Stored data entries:
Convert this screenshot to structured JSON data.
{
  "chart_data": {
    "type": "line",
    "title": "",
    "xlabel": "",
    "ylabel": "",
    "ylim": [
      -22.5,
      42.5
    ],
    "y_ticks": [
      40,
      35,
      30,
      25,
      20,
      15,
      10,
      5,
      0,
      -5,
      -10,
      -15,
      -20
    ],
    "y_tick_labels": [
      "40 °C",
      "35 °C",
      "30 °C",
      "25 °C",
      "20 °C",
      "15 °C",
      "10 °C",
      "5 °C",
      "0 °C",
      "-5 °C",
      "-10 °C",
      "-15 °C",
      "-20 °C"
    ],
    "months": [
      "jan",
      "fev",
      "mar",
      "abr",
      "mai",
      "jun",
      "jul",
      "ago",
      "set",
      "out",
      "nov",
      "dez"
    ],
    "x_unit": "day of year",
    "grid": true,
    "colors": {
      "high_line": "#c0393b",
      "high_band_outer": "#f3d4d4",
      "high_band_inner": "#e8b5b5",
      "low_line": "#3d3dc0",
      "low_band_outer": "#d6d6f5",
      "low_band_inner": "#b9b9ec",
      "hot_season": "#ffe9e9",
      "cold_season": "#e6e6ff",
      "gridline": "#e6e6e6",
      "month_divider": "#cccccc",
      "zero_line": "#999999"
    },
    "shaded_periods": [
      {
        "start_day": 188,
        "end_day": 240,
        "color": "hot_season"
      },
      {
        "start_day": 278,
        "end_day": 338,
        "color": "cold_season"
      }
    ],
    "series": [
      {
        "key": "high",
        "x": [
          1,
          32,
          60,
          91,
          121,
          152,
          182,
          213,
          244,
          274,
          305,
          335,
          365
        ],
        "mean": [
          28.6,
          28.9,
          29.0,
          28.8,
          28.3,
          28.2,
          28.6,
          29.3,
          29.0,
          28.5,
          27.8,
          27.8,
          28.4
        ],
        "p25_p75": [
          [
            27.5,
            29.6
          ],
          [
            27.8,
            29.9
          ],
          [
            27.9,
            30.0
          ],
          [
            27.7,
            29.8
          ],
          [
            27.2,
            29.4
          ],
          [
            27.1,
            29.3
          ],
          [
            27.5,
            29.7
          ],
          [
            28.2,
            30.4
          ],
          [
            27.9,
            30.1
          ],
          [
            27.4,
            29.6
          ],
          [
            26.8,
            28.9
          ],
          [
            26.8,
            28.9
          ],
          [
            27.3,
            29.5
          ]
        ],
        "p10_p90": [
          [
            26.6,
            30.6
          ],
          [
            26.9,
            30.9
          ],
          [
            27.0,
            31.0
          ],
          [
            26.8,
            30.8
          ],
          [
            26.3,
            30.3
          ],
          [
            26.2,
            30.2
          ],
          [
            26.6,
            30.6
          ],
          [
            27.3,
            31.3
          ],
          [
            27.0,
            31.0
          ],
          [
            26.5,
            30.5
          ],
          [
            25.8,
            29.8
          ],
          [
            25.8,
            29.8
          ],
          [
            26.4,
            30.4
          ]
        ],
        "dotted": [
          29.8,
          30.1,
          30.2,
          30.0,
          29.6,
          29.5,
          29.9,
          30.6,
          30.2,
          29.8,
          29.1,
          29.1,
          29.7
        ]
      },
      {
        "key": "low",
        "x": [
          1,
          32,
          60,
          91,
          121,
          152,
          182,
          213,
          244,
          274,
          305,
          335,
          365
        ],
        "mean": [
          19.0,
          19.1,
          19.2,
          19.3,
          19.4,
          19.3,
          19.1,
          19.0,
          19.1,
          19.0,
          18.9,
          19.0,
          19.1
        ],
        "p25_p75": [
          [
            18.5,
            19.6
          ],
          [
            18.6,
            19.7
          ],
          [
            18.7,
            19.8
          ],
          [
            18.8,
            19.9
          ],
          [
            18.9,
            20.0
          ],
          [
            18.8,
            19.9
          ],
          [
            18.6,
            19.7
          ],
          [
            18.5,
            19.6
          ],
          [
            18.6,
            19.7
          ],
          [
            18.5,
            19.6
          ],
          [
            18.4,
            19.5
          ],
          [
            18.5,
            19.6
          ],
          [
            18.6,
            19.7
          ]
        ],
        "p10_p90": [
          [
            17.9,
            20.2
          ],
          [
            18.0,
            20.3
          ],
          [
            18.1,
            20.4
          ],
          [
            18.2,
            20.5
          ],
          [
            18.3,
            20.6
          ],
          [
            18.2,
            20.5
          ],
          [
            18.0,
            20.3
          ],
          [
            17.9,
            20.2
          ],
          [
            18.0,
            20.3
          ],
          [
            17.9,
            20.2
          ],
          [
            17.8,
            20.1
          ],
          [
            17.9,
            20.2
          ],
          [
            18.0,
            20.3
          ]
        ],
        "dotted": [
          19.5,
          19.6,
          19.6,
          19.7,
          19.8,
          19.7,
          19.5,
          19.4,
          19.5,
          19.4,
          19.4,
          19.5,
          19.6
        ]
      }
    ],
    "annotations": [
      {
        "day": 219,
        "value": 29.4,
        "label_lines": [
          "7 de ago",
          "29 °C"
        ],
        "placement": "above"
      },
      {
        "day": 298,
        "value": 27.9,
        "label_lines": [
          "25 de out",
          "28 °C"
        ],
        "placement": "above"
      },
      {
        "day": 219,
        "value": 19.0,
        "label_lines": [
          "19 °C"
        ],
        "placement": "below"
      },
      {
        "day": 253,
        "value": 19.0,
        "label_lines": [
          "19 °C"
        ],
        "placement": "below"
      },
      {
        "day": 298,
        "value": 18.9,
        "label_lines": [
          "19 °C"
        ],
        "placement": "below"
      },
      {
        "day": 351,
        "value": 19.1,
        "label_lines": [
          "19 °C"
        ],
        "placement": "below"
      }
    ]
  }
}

WHAT IS REQUIRED:
Repeat the data in its entirety, character for character.

OUTPUT OF THE TASK:
Convert this screenshot to structured JSON data.
{
  "chart_data": {
    "type": "line",
    "title": "",
    "xlabel": "",
    "ylabel": "",
    "ylim": [
      -22.5,
      42.5
    ],
    "y_ticks": [
      40,
      35,
      30,
      25,
      20,
      15,
      10,
      5,
      0,
      -5,
      -10,
      -15,
      -20
    ],
    "y_tick_labels": [
      "40 °C",
      "35 °C",
      "30 °C",
      "25 °C",
      "20 °C",
      "15 °C",
      "10 °C",
      "5 °C",
      "0 °C",
      "-5 °C",
      "-10 °C",
      "-15 °C",
      "-20 °C"
    ],
    "months": [
      "jan",
      "fev",
      "mar",
      "abr",
      "mai",
      "jun",
      "jul",
      "ago",
      "set",
      "out",
      "nov",
      "dez"
    ],
    "x_unit": "day of year",
    "grid": true,
    "colors": {
      "high_line": "#c0393b",
      "high_band_outer": "#f3d4d4",
      "high_band_inner": "#e8b5b5",
      "low_line": "#3d3dc0",
      "low_band_outer": "#d6d6f5",
      "low_band_inner": "#b9b9ec",
      "hot_season": "#ffe9e9",
      "cold_season": "#e6e6ff",
      "gridline": "#e6e6e6",
      "month_divider": "#cccccc",
      "zero_line": "#999999"
    },
    "shaded_periods": [
      {
        "start_day": 188,
        "end_day": 240,
        "color": "hot_season"
      },
      {
        "start_day": 278,
        "end_day": 338,
        "color": "cold_season"
      }
    ],
    "series": [
      {
        "key": "high",
        "x": [
          1,
          32,
          60,
          91,
          121,
          152,
          182,
          213,
          244,
          274,
          305,
          335,
          365
        ],
        "mean": [
          28.6,
          28.9,
          29.0,
          28.8,
          28.3,
          28.2,
          28.6,
          29.3,
          29.0,
          28.5,
          27.8,
          27.8,
          28.4
        ],
        "p25_p75": [
          [
            27.5,
            29.6
          ],
          [
            27.8,
            29.9
          ],
          [
            27.9,
            30.0
          ],
          [
            27.7,
            29.8
          ],
          [
            27.2,
            29.4
          ],
          [
            27.1,
            29.3
          ],
          [
            27.5,
            29.7
          ],
          [
            28.2,
            30.4
          ],
          [
            27.9,
            30.1
          ],
          [
            27.4,
            29.6
          ],
          [
            26.8,
            28.9
          ],
          [
            26.8,
            28.9
          ],
          [
            27.3,
            29.5
          ]
        ],
        "p10_p90": [
          [
            26.6,
            30.6
          ],
          [
            26.9,
            30.9
          ],
          [
            27.0,
            31.0
          ],
          [
            26.8,
            30.8
          ],
          [
            26.3,
            30.3
          ],
          [
            26.2,
            30.2
          ],
          [
            26.6,
            30.6
          ],
          [
            27.3,
            31.3
          ],
          [
            27.0,
            31.0
          ],
          [
            26.5,
            30.5
          ],
          [
            25.8,
            29.8
          ],
          [
            25.8,
            29.8
          ],
          [
            26.4,
            30.4
          ]
        ],
        "dotted": [
          29.8,
          30.1,
          30.2,
          30.0,
          29.6,
          29.5,
          29.9,
          30.6,
          30.2,
          29.8,
          29.1,
          29.1,
          29.7
        ]
      },
      {
        "key": "low",
        "x": [
          1,
          32,
          60,
          91,
          121,
          152,
          182,
          213,
          244,
          274,
          305,
          335,
          365
        ],
        "mean": [
          19.0,
          19.1,
          19.2,
          19.3,
          19.4,
          19.3,
          19.1,
          19.0,
          19.1,
          19.0,
          18.9,
          19.0,
          19.1
        ],
        "p25_p75": [
          [
            18.5,
            19.6
          ],
          [
            18.6,
            19.7
          ],
          [
            18.7,
            19.8
          ],
          [
            18.8,
            19.9
          ],
          [
            18.9,
            20.0
          ],
          [
            18.8,
            19.9
          ],
          [
            18.6,
            19.7
          ],
          [
            18.5,
            19.6
          ],
          [
            18.6,
            19.7
          ],
          [
            18.5,
            19.6
          ],
          [
            18.4,
            19.5
          ],
          [
            18.5,
            19.6
          ],
          [
            18.6,
            19.7
          ]
        ],
        "p10_p90": [
          [
            17.9,
            20.2
          ],
          [
            18.0,
            20.3
          ],
          [
            18.1,
            20.4
          ],
          [
            18.2,
            20.5
          ],
          [
            18.3,
            20.6
          ],
          [
            18.2,
            20.5
          ],
          [
            18.0,
            20.3
          ],
          [
            17.9,
            20.2
          ],
          [
            18.0,
            20.3
          ],
          [
            17.9,
            20.2
          ],
          [
            17.8,
            20.1
          ],
          [
            17.9,
            20.2
          ],
          [
            18.0,
            20.3
          ]
        ],
        "dotted": [
          19.5,
          19.6,
          19.6,
          19.7,
          19.8,
          19.7,
          19.5,
          19.4,
          19.5,
          19.4,
          19.4,
          19.5,
          19.6
        ]
      }
    ],
    "annotations": [
      {
        "day": 219,
        "value": 29.4,
        "label_lines": [
          "7 de ago",
          "29 °C"
        ],
        "placement": "above"
      },
      {
        "day": 298,
        "value": 27.9,
        "label_lines": [
          "25 de out",
          "28 °C"
        ],
        "placement": "above"
      },
      {
        "day": 219,
        "value": 19.0,
        "label_lines": [
          "19 °C"
        ],
        "placement": "below"
      },
      {
        "day": 253,
        "value": 19.0,
        "label_lines": [
          "19 °C"
        ],
        "placement": "below"
      },
      {
        "day": 298,
        "value": 18.9,
        "label_lines": [
          "19 °C"
        ],
        "placement": "below"
      },
      {
        "day": 351,
        "value": 19.1,
        "label_lines": [
          "19 °C"
        ],
        "placement": "below"
      }
    ]
  }
}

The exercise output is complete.